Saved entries
#####

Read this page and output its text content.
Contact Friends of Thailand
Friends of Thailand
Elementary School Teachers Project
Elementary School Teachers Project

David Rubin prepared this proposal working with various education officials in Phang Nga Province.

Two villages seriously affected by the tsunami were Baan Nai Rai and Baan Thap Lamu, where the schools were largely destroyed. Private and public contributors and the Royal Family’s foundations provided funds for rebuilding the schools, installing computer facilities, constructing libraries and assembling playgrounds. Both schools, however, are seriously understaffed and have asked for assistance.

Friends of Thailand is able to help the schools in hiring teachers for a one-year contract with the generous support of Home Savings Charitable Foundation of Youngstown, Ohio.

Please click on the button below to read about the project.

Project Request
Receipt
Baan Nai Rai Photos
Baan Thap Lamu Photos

#####

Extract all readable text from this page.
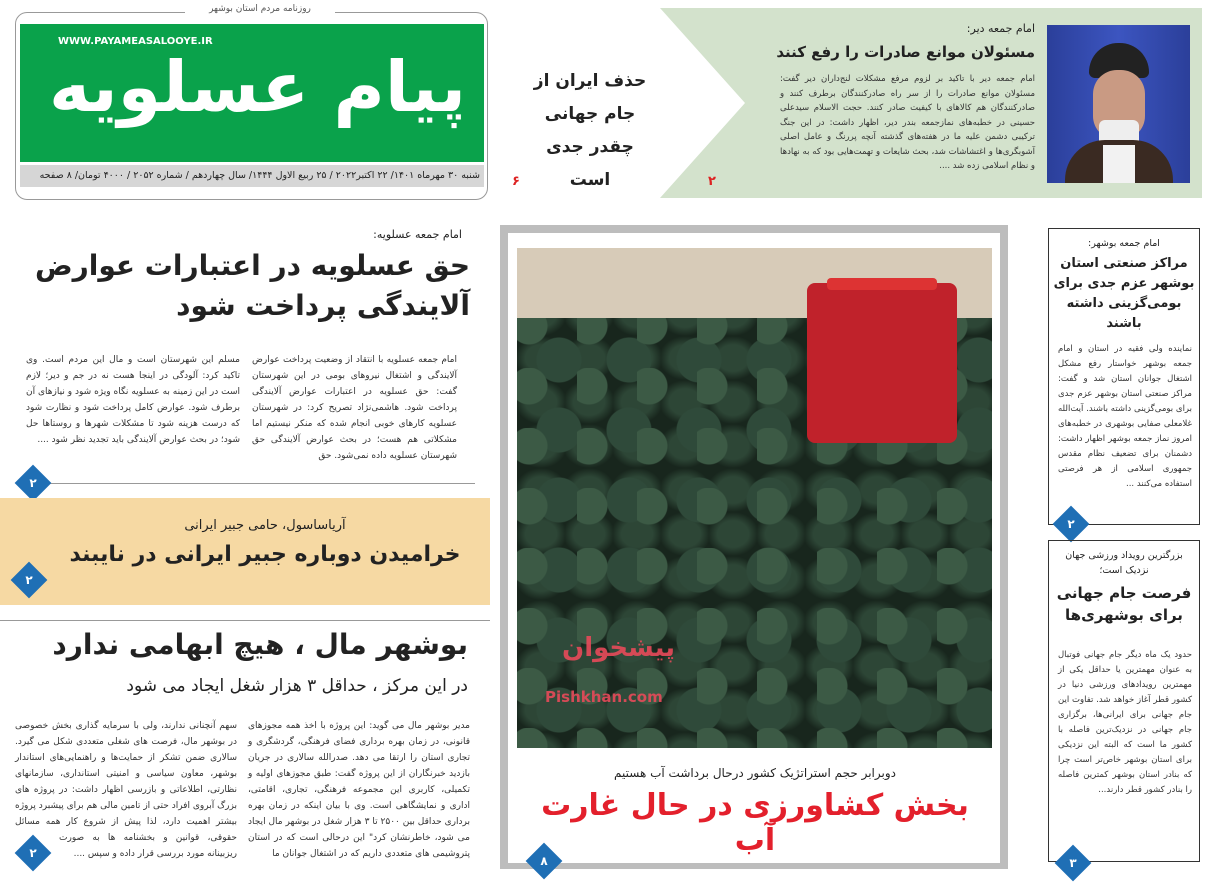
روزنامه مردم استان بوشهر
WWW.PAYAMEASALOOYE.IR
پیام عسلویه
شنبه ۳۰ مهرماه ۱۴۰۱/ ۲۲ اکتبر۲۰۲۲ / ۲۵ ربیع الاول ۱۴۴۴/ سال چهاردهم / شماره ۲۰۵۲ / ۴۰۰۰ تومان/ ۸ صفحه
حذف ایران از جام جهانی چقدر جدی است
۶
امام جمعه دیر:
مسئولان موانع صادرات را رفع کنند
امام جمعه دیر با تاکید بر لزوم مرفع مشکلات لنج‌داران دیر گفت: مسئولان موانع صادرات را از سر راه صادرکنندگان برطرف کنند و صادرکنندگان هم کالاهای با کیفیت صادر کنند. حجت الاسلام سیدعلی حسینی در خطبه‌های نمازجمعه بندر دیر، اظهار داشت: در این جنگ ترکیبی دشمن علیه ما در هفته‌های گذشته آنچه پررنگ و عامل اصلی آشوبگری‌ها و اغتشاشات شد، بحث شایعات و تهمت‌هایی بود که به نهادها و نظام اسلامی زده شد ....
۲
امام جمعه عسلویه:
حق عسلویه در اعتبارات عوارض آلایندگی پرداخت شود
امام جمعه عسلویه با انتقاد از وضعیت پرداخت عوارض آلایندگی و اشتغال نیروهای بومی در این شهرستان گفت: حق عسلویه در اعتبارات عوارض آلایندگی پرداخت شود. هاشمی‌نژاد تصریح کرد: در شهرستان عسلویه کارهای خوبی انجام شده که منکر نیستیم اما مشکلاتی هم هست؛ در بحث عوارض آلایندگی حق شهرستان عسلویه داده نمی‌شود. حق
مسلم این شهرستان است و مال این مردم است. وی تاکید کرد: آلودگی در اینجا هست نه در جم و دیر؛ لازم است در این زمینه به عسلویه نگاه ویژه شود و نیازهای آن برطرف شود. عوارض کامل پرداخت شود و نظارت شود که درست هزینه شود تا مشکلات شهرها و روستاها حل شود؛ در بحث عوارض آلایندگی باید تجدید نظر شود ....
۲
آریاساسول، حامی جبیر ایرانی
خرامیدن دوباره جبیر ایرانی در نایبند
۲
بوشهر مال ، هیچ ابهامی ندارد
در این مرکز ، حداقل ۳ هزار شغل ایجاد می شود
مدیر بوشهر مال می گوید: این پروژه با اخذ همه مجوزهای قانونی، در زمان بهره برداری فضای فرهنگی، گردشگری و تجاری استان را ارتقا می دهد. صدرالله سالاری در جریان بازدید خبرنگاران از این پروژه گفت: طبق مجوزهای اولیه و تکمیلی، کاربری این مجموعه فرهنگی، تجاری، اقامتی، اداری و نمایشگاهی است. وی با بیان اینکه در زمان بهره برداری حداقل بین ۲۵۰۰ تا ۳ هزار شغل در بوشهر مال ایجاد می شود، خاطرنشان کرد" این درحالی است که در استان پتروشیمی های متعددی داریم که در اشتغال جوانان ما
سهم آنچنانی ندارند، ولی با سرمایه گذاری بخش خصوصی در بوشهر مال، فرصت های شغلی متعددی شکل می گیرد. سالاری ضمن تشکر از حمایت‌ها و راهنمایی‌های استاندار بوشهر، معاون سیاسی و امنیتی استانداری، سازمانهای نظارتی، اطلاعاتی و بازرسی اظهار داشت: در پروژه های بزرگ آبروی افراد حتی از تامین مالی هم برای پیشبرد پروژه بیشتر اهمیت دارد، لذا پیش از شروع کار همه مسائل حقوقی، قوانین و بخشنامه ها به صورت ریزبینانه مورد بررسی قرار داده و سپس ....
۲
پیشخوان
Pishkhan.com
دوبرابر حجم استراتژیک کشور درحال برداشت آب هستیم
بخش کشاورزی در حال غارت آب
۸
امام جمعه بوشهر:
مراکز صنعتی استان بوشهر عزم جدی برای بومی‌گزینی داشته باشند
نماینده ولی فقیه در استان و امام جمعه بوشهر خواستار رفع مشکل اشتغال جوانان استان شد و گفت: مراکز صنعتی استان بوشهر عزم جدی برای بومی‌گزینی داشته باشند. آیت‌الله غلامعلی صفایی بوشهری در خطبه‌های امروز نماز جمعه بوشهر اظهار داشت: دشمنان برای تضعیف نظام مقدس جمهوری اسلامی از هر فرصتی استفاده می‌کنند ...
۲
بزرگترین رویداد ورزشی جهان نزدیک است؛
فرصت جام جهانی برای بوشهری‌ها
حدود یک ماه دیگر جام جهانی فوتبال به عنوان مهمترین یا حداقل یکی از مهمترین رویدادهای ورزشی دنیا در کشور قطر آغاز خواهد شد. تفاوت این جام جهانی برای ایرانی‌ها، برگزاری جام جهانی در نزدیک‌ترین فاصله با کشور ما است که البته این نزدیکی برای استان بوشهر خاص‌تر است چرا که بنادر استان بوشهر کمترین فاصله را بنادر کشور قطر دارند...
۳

#####

Which lines of the data above contain "باشند"? Copy each one.

مراکز صنعتی استان بوشهر عزم جدی برای بومی‌گزینی داشته باشند
نماینده ولی فقیه در استان و امام جمعه بوشهر خواستار رفع مشکل اشتغال جوانان استان شد و گفت: مراکز صنعتی استان بوشهر عزم جدی برای بومی‌گزینی داشته باشند. آیت‌الله غلامعلی صفایی بوشهری در خطبه‌های امروز نماز جمعه بوشهر اظهار داشت: دشمنان برای تضعیف نظام مقدس جمهوری اسلامی از هر فرصتی استفاده می‌کنند ...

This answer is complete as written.